WRITTEN PROBLEM: Retype the complete listing exactly as it appears.

RECORDS FOR THIS EXERCISE:
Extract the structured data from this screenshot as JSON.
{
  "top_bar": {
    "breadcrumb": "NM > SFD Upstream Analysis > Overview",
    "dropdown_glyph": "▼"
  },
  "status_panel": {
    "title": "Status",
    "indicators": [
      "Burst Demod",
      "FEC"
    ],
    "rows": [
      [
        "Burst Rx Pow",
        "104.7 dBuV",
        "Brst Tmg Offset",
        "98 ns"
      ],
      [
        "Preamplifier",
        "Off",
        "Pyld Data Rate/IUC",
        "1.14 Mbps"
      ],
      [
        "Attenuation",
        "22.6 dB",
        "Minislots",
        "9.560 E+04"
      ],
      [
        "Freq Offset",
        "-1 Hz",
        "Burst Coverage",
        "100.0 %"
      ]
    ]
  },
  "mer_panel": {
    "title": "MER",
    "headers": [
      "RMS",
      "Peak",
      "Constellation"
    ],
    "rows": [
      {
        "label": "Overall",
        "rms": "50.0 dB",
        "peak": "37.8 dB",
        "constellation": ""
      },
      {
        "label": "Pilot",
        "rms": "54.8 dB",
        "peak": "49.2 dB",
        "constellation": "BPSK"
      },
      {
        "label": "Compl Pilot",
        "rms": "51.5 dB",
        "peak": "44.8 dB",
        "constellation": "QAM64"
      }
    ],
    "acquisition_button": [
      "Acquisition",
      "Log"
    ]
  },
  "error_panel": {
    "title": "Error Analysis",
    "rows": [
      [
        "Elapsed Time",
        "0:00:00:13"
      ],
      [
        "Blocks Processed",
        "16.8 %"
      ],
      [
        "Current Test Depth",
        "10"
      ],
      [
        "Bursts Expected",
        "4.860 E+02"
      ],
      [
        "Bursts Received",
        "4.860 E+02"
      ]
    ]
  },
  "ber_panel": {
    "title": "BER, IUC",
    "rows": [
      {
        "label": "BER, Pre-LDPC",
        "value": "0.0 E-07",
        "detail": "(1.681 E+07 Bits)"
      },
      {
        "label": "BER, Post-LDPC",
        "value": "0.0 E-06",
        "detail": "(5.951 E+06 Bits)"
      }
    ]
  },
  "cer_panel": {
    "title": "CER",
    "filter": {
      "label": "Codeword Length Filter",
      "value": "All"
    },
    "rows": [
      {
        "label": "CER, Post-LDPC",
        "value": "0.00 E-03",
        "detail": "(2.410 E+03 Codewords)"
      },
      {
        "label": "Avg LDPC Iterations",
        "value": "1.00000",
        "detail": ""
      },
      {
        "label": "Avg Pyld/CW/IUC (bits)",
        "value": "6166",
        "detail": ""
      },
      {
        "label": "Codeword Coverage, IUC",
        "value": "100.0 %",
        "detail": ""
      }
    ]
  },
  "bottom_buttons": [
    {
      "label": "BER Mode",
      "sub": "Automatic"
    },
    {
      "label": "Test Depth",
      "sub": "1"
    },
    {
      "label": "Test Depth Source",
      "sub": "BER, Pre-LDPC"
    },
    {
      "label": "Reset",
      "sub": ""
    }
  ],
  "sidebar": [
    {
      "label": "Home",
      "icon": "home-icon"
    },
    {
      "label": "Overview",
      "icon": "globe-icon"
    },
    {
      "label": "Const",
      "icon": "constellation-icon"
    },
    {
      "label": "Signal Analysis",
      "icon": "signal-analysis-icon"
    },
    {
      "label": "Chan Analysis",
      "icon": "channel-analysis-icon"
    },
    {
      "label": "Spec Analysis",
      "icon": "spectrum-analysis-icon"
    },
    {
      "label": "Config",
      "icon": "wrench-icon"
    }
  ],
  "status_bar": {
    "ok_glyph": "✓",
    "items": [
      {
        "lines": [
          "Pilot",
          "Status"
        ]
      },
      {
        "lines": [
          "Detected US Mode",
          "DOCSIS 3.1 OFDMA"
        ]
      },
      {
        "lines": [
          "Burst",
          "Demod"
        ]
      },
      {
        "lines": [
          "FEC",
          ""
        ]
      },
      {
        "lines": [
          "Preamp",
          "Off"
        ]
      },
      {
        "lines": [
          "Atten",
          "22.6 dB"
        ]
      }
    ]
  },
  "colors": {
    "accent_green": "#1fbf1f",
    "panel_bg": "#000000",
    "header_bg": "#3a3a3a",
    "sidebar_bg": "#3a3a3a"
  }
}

ANSWER IN FULL:
Extract the structured data from this screenshot as JSON.
{
  "top_bar": {
    "breadcrumb": "NM > SFD Upstream Analysis > Overview",
    "dropdown_glyph": "▼"
  },
  "status_panel": {
    "title": "Status",
    "indicators": [
      "Burst Demod",
      "FEC"
    ],
    "rows": [
      [
        "Burst Rx Pow",
        "104.7 dBuV",
        "Brst Tmg Offset",
        "98 ns"
      ],
      [
        "Preamplifier",
        "Off",
        "Pyld Data Rate/IUC",
        "1.14 Mbps"
      ],
      [
        "Attenuation",
        "22.6 dB",
        "Minislots",
        "9.560 E+04"
      ],
      [
        "Freq Offset",
        "-1 Hz",
        "Burst Coverage",
        "100.0 %"
      ]
    ]
  },
  "mer_panel": {
    "title": "MER",
    "headers": [
      "RMS",
      "Peak",
      "Constellation"
    ],
    "rows": [
      {
        "label": "Overall",
        "rms": "50.0 dB",
        "peak": "37.8 dB",
        "constellation": ""
      },
      {
        "label": "Pilot",
        "rms": "54.8 dB",
        "peak": "49.2 dB",
        "constellation": "BPSK"
      },
      {
        "label": "Compl Pilot",
        "rms": "51.5 dB",
        "peak": "44.8 dB",
        "constellation": "QAM64"
      }
    ],
    "acquisition_button": [
      "Acquisition",
      "Log"
    ]
  },
  "error_panel": {
    "title": "Error Analysis",
    "rows": [
      [
        "Elapsed Time",
        "0:00:00:13"
      ],
      [
        "Blocks Processed",
        "16.8 %"
      ],
      [
        "Current Test Depth",
        "10"
      ],
      [
        "Bursts Expected",
        "4.860 E+02"
      ],
      [
        "Bursts Received",
        "4.860 E+02"
      ]
    ]
  },
  "ber_panel": {
    "title": "BER, IUC",
    "rows": [
      {
        "label": "BER, Pre-LDPC",
        "value": "0.0 E-07",
        "detail": "(1.681 E+07 Bits)"
      },
      {
        "label": "BER, Post-LDPC",
        "value": "0.0 E-06",
        "detail": "(5.951 E+06 Bits)"
      }
    ]
  },
  "cer_panel": {
    "title": "CER",
    "filter": {
      "label": "Codeword Length Filter",
      "value": "All"
    },
    "rows": [
      {
        "label": "CER, Post-LDPC",
        "value": "0.00 E-03",
        "detail": "(2.410 E+03 Codewords)"
      },
      {
        "label": "Avg LDPC Iterations",
        "value": "1.00000",
        "detail": ""
      },
      {
        "label": "Avg Pyld/CW/IUC (bits)",
        "value": "6166",
        "detail": ""
      },
      {
        "label": "Codeword Coverage, IUC",
        "value": "100.0 %",
        "detail": ""
      }
    ]
  },
  "bottom_buttons": [
    {
      "label": "BER Mode",
      "sub": "Automatic"
    },
    {
      "label": "Test Depth",
      "sub": "1"
    },
    {
      "label": "Test Depth Source",
      "sub": "BER, Pre-LDPC"
    },
    {
      "label": "Reset",
      "sub": ""
    }
  ],
  "sidebar": [
    {
      "label": "Home",
      "icon": "home-icon"
    },
    {
      "label": "Overview",
      "icon": "globe-icon"
    },
    {
      "label": "Const",
      "icon": "constellation-icon"
    },
    {
      "label": "Signal Analysis",
      "icon": "signal-analysis-icon"
    },
    {
      "label": "Chan Analysis",
      "icon": "channel-analysis-icon"
    },
    {
      "label": "Spec Analysis",
      "icon": "spectrum-analysis-icon"
    },
    {
      "label": "Config",
      "icon": "wrench-icon"
    }
  ],
  "status_bar": {
    "ok_glyph": "✓",
    "items": [
      {
        "lines": [
          "Pilot",
          "Status"
        ]
      },
      {
        "lines": [
          "Detected US Mode",
          "DOCSIS 3.1 OFDMA"
        ]
      },
      {
        "lines": [
          "Burst",
          "Demod"
        ]
      },
      {
        "lines": [
          "FEC",
          ""
        ]
      },
      {
        "lines": [
          "Preamp",
          "Off"
        ]
      },
      {
        "lines": [
          "Atten",
          "22.6 dB"
        ]
      }
    ]
  },
  "colors": {
    "accent_green": "#1fbf1f",
    "panel_bg": "#000000",
    "header_bg": "#3a3a3a",
    "sidebar_bg": "#3a3a3a"
  }
}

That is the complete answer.